Short task:
Give back the full listing, character for character, with no pictures.

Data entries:

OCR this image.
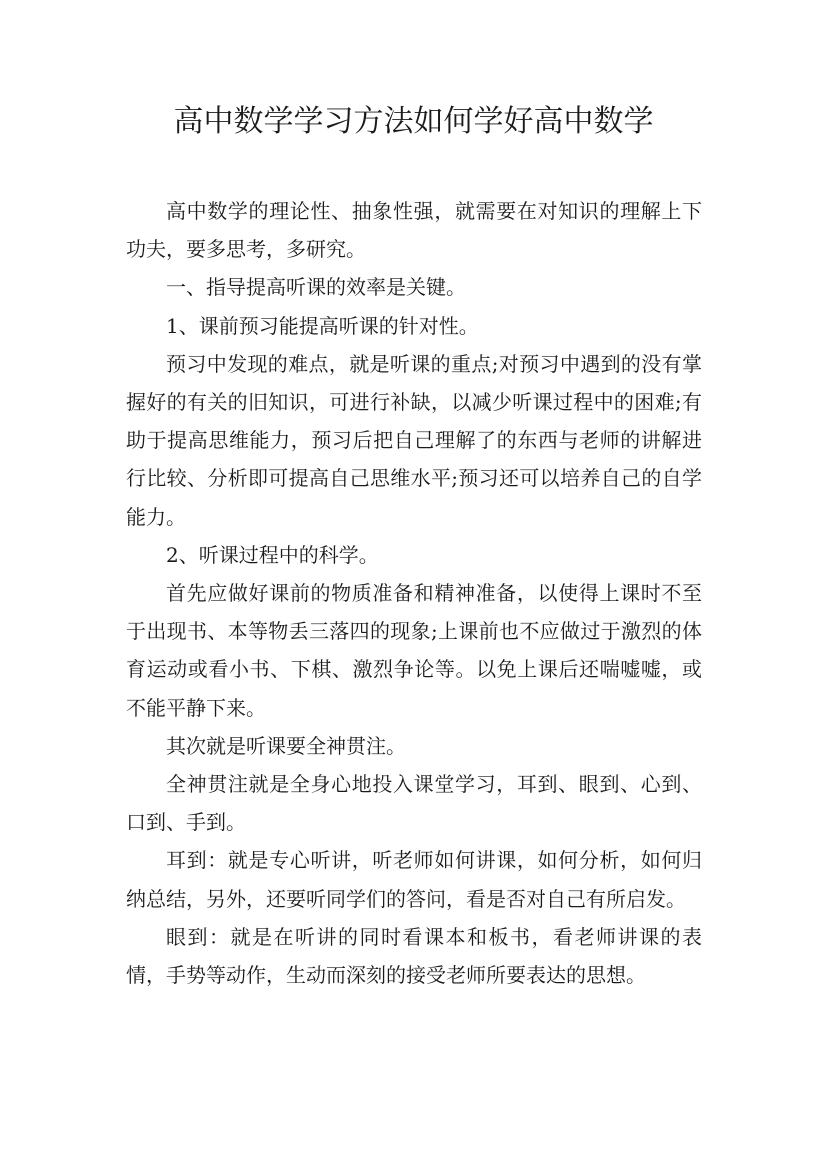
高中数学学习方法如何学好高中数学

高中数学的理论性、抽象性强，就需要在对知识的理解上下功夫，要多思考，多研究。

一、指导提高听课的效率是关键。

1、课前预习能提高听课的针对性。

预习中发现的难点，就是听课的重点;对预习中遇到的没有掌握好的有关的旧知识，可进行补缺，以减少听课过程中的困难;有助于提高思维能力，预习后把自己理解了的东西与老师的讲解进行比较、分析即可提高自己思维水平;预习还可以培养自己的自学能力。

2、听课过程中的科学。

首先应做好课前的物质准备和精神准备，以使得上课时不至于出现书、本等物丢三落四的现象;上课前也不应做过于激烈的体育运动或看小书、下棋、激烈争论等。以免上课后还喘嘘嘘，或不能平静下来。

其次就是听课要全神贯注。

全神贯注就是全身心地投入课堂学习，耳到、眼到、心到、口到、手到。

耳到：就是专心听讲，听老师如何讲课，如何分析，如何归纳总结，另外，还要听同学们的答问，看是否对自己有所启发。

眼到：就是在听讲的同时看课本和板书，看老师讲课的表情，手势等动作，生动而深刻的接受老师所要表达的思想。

Solution below:
OCR this image.
高中数学学习方法如何学好高中数学

高中数学的理论性、抽象性强，就需要在对知识的理解上下功夫，要多思考，多研究。

一、指导提高听课的效率是关键。

1、课前预习能提高听课的针对性。

预习中发现的难点，就是听课的重点;对预习中遇到的没有掌握好的有关的旧知识，可进行补缺，以减少听课过程中的困难;有助于提高思维能力，预习后把自己理解了的东西与老师的讲解进行比较、分析即可提高自己思维水平;预习还可以培养自己的自学能力。

2、听课过程中的科学。

首先应做好课前的物质准备和精神准备，以使得上课时不至于出现书、本等物丢三落四的现象;上课前也不应做过于激烈的体育运动或看小书、下棋、激烈争论等。以免上课后还喘嘘嘘，或不能平静下来。

其次就是听课要全神贯注。

全神贯注就是全身心地投入课堂学习，耳到、眼到、心到、口到、手到。

耳到：就是专心听讲，听老师如何讲课，如何分析，如何归纳总结，另外，还要听同学们的答问，看是否对自己有所启发。

眼到：就是在听讲的同时看课本和板书，看老师讲课的表情，手势等动作，生动而深刻的接受老师所要表达的思想。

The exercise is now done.